Restate the whole listing word for word. Pictures are left out.

* START Data provided *

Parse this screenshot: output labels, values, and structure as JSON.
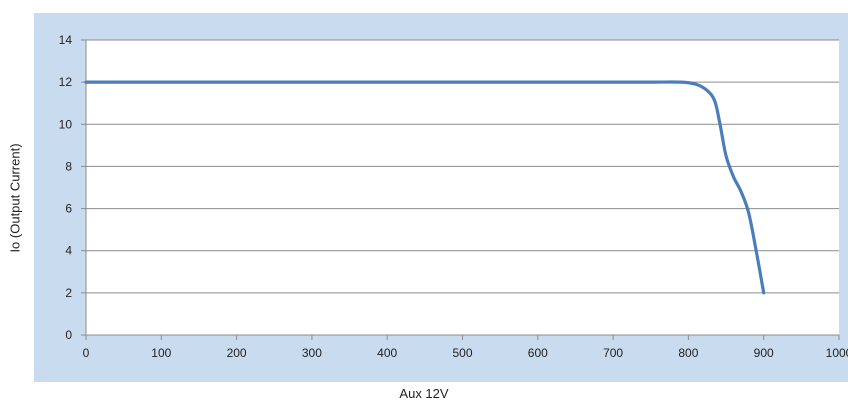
{
  "chart_data": {
    "type": "line",
    "title": "",
    "xlabel": "Aux 12V",
    "ylabel": "Io (Output Current)",
    "xlim": [
      0,
      1000
    ],
    "ylim": [
      0,
      14
    ],
    "xticks": [
      0,
      100,
      200,
      300,
      400,
      500,
      600,
      700,
      800,
      900,
      1000
    ],
    "yticks": [
      0,
      2,
      4,
      6,
      8,
      10,
      12,
      14
    ],
    "grid": true,
    "legend": "none",
    "series": [
      {
        "color": "#4a7ebb",
        "x": [
          0,
          100,
          200,
          300,
          400,
          500,
          600,
          700,
          750,
          790,
          810,
          825,
          835,
          842,
          850,
          860,
          870,
          880,
          890,
          900
        ],
        "y": [
          12,
          12,
          12,
          12,
          12,
          12,
          12,
          12,
          12,
          12,
          11.9,
          11.6,
          11.1,
          10,
          8.5,
          7.5,
          6.8,
          5.8,
          4,
          2
        ]
      }
    ]
  }
}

* END Data provided *

> Problem solution:
Parse this screenshot: output labels, values, and structure as JSON.
{
  "chart_data": {
    "type": "line",
    "title": "",
    "xlabel": "Aux 12V",
    "ylabel": "Io (Output Current)",
    "xlim": [
      0,
      1000
    ],
    "ylim": [
      0,
      14
    ],
    "xticks": [
      0,
      100,
      200,
      300,
      400,
      500,
      600,
      700,
      800,
      900,
      1000
    ],
    "yticks": [
      0,
      2,
      4,
      6,
      8,
      10,
      12,
      14
    ],
    "grid": true,
    "legend": "none",
    "series": [
      {
        "color": "#4a7ebb",
        "x": [
          0,
          100,
          200,
          300,
          400,
          500,
          600,
          700,
          750,
          790,
          810,
          825,
          835,
          842,
          850,
          860,
          870,
          880,
          890,
          900
        ],
        "y": [
          12,
          12,
          12,
          12,
          12,
          12,
          12,
          12,
          12,
          12,
          11.9,
          11.6,
          11.1,
          10,
          8.5,
          7.5,
          6.8,
          5.8,
          4,
          2
        ]
      }
    ]
  }
}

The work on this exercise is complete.